** Start Information given **

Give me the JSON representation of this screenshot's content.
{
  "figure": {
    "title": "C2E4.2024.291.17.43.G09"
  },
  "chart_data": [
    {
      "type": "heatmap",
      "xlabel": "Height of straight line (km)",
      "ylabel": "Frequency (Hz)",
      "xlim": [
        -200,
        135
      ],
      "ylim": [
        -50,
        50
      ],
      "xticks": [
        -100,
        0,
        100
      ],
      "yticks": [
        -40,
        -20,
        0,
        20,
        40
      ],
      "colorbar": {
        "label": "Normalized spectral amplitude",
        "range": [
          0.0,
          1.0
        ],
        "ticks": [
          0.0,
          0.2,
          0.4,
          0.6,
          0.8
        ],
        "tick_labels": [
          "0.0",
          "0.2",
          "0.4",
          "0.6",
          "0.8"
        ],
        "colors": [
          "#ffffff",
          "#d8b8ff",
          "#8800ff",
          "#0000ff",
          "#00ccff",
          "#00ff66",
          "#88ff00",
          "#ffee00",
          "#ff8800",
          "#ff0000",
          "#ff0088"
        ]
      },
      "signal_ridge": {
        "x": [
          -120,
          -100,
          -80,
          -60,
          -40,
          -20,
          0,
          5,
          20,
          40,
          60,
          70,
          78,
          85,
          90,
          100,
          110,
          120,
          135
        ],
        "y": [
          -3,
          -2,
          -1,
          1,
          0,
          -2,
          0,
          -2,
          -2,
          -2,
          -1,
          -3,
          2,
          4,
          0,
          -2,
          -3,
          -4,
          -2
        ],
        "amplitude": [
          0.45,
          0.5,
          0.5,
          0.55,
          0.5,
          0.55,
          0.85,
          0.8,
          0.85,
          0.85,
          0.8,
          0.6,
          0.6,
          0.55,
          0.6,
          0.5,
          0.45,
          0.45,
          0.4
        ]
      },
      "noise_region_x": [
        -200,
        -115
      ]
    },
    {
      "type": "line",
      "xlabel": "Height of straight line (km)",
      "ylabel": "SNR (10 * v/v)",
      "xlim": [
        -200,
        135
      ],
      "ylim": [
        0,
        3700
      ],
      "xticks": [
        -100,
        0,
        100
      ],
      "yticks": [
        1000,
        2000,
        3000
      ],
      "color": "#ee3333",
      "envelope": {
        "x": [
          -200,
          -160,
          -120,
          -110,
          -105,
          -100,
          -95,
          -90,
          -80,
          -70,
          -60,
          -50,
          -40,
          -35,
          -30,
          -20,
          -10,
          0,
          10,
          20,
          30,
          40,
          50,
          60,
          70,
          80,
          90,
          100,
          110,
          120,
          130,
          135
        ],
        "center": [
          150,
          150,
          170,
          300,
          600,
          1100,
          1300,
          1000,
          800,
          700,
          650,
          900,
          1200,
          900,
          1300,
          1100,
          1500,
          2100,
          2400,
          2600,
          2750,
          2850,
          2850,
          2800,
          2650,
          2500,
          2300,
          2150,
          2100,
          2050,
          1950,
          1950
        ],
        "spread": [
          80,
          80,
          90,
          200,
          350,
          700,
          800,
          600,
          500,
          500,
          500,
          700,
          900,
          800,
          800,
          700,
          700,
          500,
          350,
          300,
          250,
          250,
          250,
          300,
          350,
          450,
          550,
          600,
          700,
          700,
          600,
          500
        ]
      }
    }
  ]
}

** End Information given **

--- Stated goal ---
Write out the data again, exactly and in full.

--- Complete answer ---
Give me the JSON representation of this screenshot's content.
{
  "figure": {
    "title": "C2E4.2024.291.17.43.G09"
  },
  "chart_data": [
    {
      "type": "heatmap",
      "xlabel": "Height of straight line (km)",
      "ylabel": "Frequency (Hz)",
      "xlim": [
        -200,
        135
      ],
      "ylim": [
        -50,
        50
      ],
      "xticks": [
        -100,
        0,
        100
      ],
      "yticks": [
        -40,
        -20,
        0,
        20,
        40
      ],
      "colorbar": {
        "label": "Normalized spectral amplitude",
        "range": [
          0.0,
          1.0
        ],
        "ticks": [
          0.0,
          0.2,
          0.4,
          0.6,
          0.8
        ],
        "tick_labels": [
          "0.0",
          "0.2",
          "0.4",
          "0.6",
          "0.8"
        ],
        "colors": [
          "#ffffff",
          "#d8b8ff",
          "#8800ff",
          "#0000ff",
          "#00ccff",
          "#00ff66",
          "#88ff00",
          "#ffee00",
          "#ff8800",
          "#ff0000",
          "#ff0088"
        ]
      },
      "signal_ridge": {
        "x": [
          -120,
          -100,
          -80,
          -60,
          -40,
          -20,
          0,
          5,
          20,
          40,
          60,
          70,
          78,
          85,
          90,
          100,
          110,
          120,
          135
        ],
        "y": [
          -3,
          -2,
          -1,
          1,
          0,
          -2,
          0,
          -2,
          -2,
          -2,
          -1,
          -3,
          2,
          4,
          0,
          -2,
          -3,
          -4,
          -2
        ],
        "amplitude": [
          0.45,
          0.5,
          0.5,
          0.55,
          0.5,
          0.55,
          0.85,
          0.8,
          0.85,
          0.85,
          0.8,
          0.6,
          0.6,
          0.55,
          0.6,
          0.5,
          0.45,
          0.45,
          0.4
        ]
      },
      "noise_region_x": [
        -200,
        -115
      ]
    },
    {
      "type": "line",
      "xlabel": "Height of straight line (km)",
      "ylabel": "SNR (10 * v/v)",
      "xlim": [
        -200,
        135
      ],
      "ylim": [
        0,
        3700
      ],
      "xticks": [
        -100,
        0,
        100
      ],
      "yticks": [
        1000,
        2000,
        3000
      ],
      "color": "#ee3333",
      "envelope": {
        "x": [
          -200,
          -160,
          -120,
          -110,
          -105,
          -100,
          -95,
          -90,
          -80,
          -70,
          -60,
          -50,
          -40,
          -35,
          -30,
          -20,
          -10,
          0,
          10,
          20,
          30,
          40,
          50,
          60,
          70,
          80,
          90,
          100,
          110,
          120,
          130,
          135
        ],
        "center": [
          150,
          150,
          170,
          300,
          600,
          1100,
          1300,
          1000,
          800,
          700,
          650,
          900,
          1200,
          900,
          1300,
          1100,
          1500,
          2100,
          2400,
          2600,
          2750,
          2850,
          2850,
          2800,
          2650,
          2500,
          2300,
          2150,
          2100,
          2050,
          1950,
          1950
        ],
        "spread": [
          80,
          80,
          90,
          200,
          350,
          700,
          800,
          600,
          500,
          500,
          500,
          700,
          900,
          800,
          800,
          700,
          700,
          500,
          350,
          300,
          250,
          250,
          250,
          300,
          350,
          450,
          550,
          600,
          700,
          700,
          600,
          500
        ]
      }
    }
  ]
}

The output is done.